### MATERIAL FOR THIS EXERCISE ###

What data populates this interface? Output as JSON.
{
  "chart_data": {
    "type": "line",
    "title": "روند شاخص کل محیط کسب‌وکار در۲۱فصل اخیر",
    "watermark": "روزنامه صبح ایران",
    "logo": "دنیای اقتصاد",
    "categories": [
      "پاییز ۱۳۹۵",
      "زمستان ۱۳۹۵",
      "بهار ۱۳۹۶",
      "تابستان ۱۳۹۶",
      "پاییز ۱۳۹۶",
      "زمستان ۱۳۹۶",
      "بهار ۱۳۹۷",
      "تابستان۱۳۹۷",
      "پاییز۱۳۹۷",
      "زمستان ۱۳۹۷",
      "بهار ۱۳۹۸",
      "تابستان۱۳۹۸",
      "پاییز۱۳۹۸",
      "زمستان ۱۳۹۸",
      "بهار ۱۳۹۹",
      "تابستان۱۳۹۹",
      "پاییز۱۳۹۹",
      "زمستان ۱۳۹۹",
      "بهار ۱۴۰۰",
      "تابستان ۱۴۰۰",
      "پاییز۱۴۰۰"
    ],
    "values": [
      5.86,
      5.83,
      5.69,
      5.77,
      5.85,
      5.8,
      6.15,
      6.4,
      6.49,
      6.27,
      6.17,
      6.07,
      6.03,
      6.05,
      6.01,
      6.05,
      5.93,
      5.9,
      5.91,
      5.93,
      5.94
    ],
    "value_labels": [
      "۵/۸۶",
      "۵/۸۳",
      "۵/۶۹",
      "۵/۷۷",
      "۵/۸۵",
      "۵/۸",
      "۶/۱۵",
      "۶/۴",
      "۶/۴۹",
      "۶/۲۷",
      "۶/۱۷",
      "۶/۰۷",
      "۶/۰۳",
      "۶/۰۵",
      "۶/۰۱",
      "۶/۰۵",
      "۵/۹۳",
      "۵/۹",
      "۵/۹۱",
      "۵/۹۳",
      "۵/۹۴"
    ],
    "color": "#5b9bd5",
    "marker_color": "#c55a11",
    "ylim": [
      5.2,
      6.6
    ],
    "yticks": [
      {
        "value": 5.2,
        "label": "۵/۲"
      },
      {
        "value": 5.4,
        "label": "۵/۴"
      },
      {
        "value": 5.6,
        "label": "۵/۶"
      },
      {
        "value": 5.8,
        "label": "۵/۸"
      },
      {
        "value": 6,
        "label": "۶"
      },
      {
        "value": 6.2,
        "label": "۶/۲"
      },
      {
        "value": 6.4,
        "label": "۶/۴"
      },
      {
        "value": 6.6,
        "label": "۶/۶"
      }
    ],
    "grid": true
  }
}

###

OBJECTIVE → Every entry in the listing must be retyped exactly.

EXERCISE RESULT →
What data populates this interface? Output as JSON.
{
  "chart_data": {
    "type": "line",
    "title": "روند شاخص کل محیط کسب‌وکار در۲۱فصل اخیر",
    "watermark": "روزنامه صبح ایران",
    "logo": "دنیای اقتصاد",
    "categories": [
      "پاییز ۱۳۹۵",
      "زمستان ۱۳۹۵",
      "بهار ۱۳۹۶",
      "تابستان ۱۳۹۶",
      "پاییز ۱۳۹۶",
      "زمستان ۱۳۹۶",
      "بهار ۱۳۹۷",
      "تابستان۱۳۹۷",
      "پاییز۱۳۹۷",
      "زمستان ۱۳۹۷",
      "بهار ۱۳۹۸",
      "تابستان۱۳۹۸",
      "پاییز۱۳۹۸",
      "زمستان ۱۳۹۸",
      "بهار ۱۳۹۹",
      "تابستان۱۳۹۹",
      "پاییز۱۳۹۹",
      "زمستان ۱۳۹۹",
      "بهار ۱۴۰۰",
      "تابستان ۱۴۰۰",
      "پاییز۱۴۰۰"
    ],
    "values": [
      5.86,
      5.83,
      5.69,
      5.77,
      5.85,
      5.8,
      6.15,
      6.4,
      6.49,
      6.27,
      6.17,
      6.07,
      6.03,
      6.05,
      6.01,
      6.05,
      5.93,
      5.9,
      5.91,
      5.93,
      5.94
    ],
    "value_labels": [
      "۵/۸۶",
      "۵/۸۳",
      "۵/۶۹",
      "۵/۷۷",
      "۵/۸۵",
      "۵/۸",
      "۶/۱۵",
      "۶/۴",
      "۶/۴۹",
      "۶/۲۷",
      "۶/۱۷",
      "۶/۰۷",
      "۶/۰۳",
      "۶/۰۵",
      "۶/۰۱",
      "۶/۰۵",
      "۵/۹۳",
      "۵/۹",
      "۵/۹۱",
      "۵/۹۳",
      "۵/۹۴"
    ],
    "color": "#5b9bd5",
    "marker_color": "#c55a11",
    "ylim": [
      5.2,
      6.6
    ],
    "yticks": [
      {
        "value": 5.2,
        "label": "۵/۲"
      },
      {
        "value": 5.4,
        "label": "۵/۴"
      },
      {
        "value": 5.6,
        "label": "۵/۶"
      },
      {
        "value": 5.8,
        "label": "۵/۸"
      },
      {
        "value": 6,
        "label": "۶"
      },
      {
        "value": 6.2,
        "label": "۶/۲"
      },
      {
        "value": 6.4,
        "label": "۶/۴"
      },
      {
        "value": 6.6,
        "label": "۶/۶"
      }
    ],
    "grid": true
  }
}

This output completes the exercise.